▸ **Short exercise**
Identify each line in the records below that contains the word "siduction", and copy it.

▸ **Data rows**

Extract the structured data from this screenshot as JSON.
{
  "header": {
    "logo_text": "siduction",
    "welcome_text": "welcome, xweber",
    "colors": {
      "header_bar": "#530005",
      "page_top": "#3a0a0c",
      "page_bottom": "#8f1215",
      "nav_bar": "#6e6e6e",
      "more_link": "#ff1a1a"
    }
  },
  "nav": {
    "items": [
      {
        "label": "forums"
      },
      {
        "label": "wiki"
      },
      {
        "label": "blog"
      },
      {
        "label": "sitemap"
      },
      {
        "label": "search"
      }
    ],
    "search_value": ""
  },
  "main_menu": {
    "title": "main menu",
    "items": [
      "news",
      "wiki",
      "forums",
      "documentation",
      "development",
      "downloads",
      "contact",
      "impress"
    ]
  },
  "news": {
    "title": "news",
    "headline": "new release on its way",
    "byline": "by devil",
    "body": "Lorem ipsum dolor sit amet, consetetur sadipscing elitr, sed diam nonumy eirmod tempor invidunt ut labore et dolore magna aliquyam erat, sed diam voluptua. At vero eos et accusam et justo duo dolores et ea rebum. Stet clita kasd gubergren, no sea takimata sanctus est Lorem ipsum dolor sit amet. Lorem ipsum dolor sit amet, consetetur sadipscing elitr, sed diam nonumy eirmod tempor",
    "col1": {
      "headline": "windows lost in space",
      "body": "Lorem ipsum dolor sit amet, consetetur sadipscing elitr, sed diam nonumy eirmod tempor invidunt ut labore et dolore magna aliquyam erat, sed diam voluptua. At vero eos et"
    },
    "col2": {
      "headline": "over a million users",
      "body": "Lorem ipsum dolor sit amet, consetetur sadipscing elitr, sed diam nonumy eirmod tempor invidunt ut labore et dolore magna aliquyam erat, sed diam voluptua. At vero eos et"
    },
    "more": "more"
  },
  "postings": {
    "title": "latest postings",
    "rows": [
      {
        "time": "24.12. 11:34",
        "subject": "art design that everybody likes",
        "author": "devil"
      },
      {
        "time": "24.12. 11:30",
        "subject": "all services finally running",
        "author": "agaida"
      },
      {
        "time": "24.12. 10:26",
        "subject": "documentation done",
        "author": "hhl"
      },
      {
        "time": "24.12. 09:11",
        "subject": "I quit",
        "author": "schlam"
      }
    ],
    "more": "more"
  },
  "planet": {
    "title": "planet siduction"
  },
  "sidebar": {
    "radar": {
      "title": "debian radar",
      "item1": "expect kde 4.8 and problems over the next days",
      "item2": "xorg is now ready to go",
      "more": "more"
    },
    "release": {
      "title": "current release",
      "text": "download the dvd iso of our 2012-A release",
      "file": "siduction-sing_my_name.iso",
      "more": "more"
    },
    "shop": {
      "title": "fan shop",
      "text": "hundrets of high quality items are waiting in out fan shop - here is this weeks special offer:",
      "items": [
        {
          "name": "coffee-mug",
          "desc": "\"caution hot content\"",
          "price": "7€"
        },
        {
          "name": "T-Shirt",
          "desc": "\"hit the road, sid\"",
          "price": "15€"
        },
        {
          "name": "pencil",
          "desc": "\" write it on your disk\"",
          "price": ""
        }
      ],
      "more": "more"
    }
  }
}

▸ **Result of this exercise**
    "logo_text": "siduction",
    "title": "planet siduction"
      "file": "siduction-sing_my_name.iso",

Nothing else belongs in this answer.